* [Your task] Report how many lines contain "avtobusom". The answer is a single number.

[Extracted records]
-*-

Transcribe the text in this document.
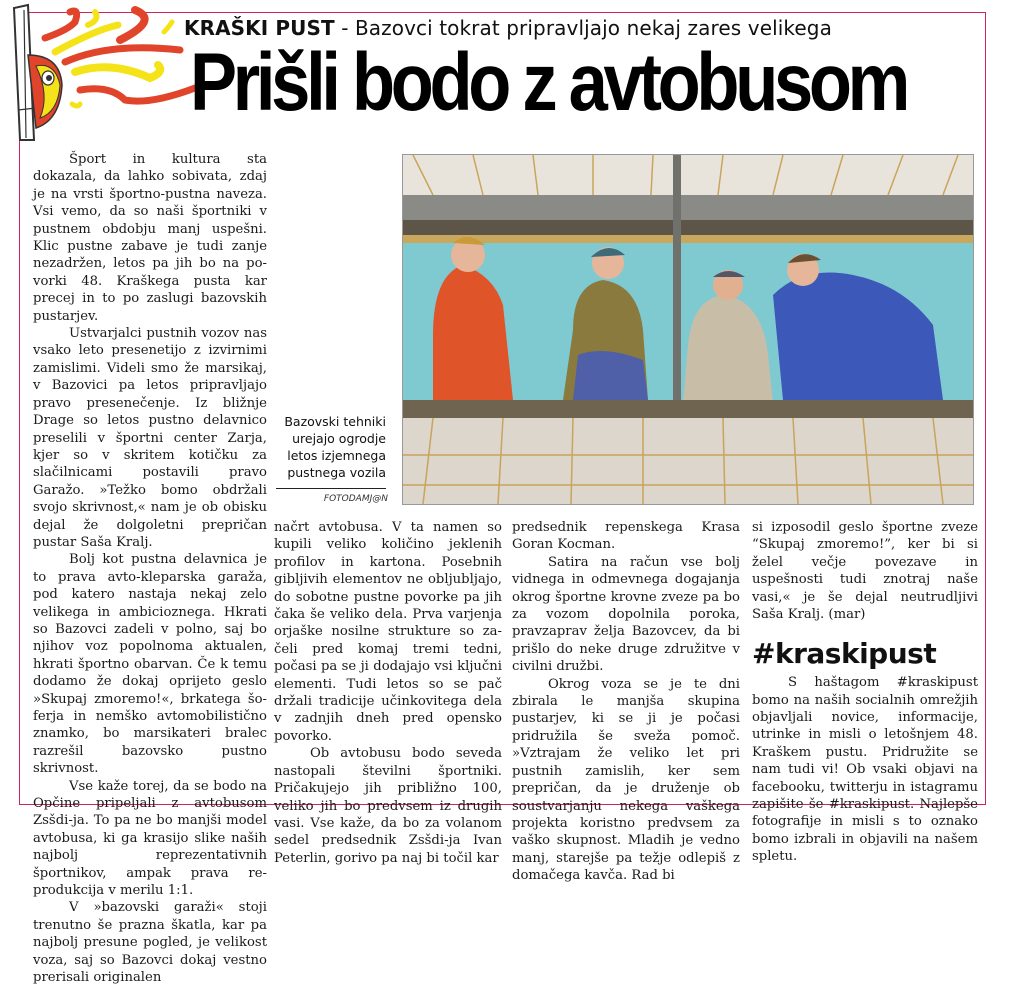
KRAŠKI PUST - Bazovci tokrat pripravljajo nekaj zares velikega
Prišli bodo z avtobusom

Šport in kultura sta dokazala, da lahko sobivata, zdaj je na vrsti športno-pustna naveza. Vsi vemo, da so naši športniki v pustnem obdobju manj uspešni. Klic pustne zabave je tudi zanje nezadržen, letos pa jih bo na povorki 48. Kraškega pusta kar precej in to po zaslugi bazovskih pustarjev.

Ustvarjalci pustnih vozov nas vsako leto presenetijo z izvirnimi zamislimi. Videli smo že marsikaj, v Bazovici pa letos pripravljajo pravo presenečenje. Iz bližnje Drage so letos pustno delavnico preselili v športni center Zarja, kjer so v skritem kotičku za slačilnicami postavili pravo Garažo. »Težko bomo obdržali svojo skrivnost,« nam je ob obisku dejal že dolgoletni prepričan pustar Saša Kralj.

Bolj kot pustna delavnica je to prava avto-kleparska garaža, pod katero nastaja nekaj zelo velikega in ambicioznega. Hkrati so Bazovci zadeli v polno, saj bo njihov voz popolnoma aktualen, hkrati športno obarvan. Če k temu dodamo že dokaj oprijeto geslo »Skupaj zmoremo!«, brkatega šoferja in nemško avtomobilistično znamko, bo marsikateri bralec razrešil bazovsko pustno skrivnost.

Vse kaže torej, da se bodo na Opčine pripeljali z avtobusom Zsšdi-ja. To pa ne bo manjši model avtobusa, ki ga krasijo slike naših najbolj reprezentativnih športnikov, ampak prava reprodukcija v merilu 1:1.

V »bazovski garaži« stoji trenutno še prazna škatla, kar pa najbolj presune pogled, je velikost voza, saj so Bazovci dokaj vestno prerisali originalen

Bazovski tehniki urejajo ogrodje letos izjemnega pustnega vozila
FOTODAMJ@N

načrt avtobusa. V ta namen so kupili veliko količino jeklenih profilov in kartona. Posebnih gibljivih elementov ne obljubljajo, do sobotne pustne povorke pa jih čaka še veliko dela. Prva varjenja orjaške nosilne strukture so začeli pred komaj tremi tedni, počasi pa se ji dodajajo vsi ključni elementi. Tudi letos so se pač držali tradicije učinkovitega dela v zadnjih dneh pred opensko povorko.

Ob avtobusu bodo seveda nastopali številni športniki. Pričakujejo jih približno 100, veliko jih bo predvsem iz drugih vasi. Vse kaže, da bo za volanom sedel predsednik Zsšdi-ja Ivan Peterlin, gorivo pa naj bi točil kar

predsednik repenskega Krasa Goran Kocman.

Satira na račun vse bolj vidnega in odmevnega dogajanja okrog športne krovne zveze pa bo za vozom dopolnila poroka, pravzaprav želja Bazovcev, da bi prišlo do neke druge združitve v civilni družbi.

Okrog voza se je te dni zbirala le manjša skupina pustarjev, ki se ji je počasi pridružila še sveža pomoč. »Vztrajam že veliko let pri pustnih zamislih, ker sem prepričan, da je druženje ob soustvarjanju nekega vaškega projekta koristno predvsem za vaško skupnost. Mladih je vedno manj, starejše pa težje odlepiš z domačega kavča. Rad bi

si izposodil geslo športne zveze “Skupaj zmoremo!”, ker bi si želel večje povezave in uspešnosti tudi znotraj naše vasi,« je še dejal neutrudljivi Saša Kralj. (mar)

#kraskipust

S haštagom #kraskipust bomo na naših socialnih omrežjih objavljali novice, informacije, utrinke in misli o letošnjem 48. Kraškem pustu. Pridružite se nam tudi vi! Ob vsaki objavi na facebooku, twitterju in istagramu zapišite še #kraskipust. Najlepše fotografije in misli s to oznako bomo izbrali in objavili na našem spletu.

-*-

* [Output of the task] 2